>>>>

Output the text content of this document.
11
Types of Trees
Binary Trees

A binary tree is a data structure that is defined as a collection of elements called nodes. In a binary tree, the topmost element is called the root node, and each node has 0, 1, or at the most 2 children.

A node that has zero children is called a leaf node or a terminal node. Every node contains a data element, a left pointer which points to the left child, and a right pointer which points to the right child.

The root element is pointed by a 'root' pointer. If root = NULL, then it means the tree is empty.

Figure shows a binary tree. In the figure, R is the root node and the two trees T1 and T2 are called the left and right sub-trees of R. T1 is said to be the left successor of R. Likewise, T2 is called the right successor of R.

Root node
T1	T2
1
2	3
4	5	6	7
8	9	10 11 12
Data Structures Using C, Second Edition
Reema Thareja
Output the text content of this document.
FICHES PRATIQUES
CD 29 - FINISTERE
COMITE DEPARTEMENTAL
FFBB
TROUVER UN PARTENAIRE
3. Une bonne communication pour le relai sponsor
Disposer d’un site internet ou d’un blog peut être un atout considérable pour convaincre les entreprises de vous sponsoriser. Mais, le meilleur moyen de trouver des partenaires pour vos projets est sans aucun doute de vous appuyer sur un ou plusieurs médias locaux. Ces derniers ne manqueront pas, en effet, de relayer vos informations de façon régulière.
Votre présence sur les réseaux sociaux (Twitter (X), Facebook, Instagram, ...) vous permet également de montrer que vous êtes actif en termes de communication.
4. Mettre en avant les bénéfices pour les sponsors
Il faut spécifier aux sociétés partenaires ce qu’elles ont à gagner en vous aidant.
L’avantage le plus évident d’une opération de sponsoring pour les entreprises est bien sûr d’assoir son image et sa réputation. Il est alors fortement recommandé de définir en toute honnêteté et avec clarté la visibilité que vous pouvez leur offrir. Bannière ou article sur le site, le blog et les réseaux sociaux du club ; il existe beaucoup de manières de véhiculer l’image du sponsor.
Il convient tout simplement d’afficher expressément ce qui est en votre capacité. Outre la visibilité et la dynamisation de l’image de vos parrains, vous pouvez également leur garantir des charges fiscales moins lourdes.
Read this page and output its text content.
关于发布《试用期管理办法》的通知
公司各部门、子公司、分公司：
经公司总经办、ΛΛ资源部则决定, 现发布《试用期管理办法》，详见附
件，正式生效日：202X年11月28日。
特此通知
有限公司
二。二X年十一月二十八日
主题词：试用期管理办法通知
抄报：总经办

<<<<

- Aim
Return the lines of the records that include the string "image".

- Solution below
L’avantage le plus évident d’une opération de sponsoring pour les entreprises est bien sûr d’assoir son image et sa réputation. Il est alors fortement recommandé de définir en toute honnêteté et avec clarté la visibilité que vous pouvez leur offrir. Bannière ou article sur le site, le blog et les réseaux sociaux du club ; il existe beaucoup de manières de véhiculer l’image du sponsor.
Il convient tout simplement d’afficher expressément ce qui est en votre capacité. Outre la visibilité et la dynamisation de l’image de vos parrains, vous pouvez également leur garantir des charges fiscales moins lourdes.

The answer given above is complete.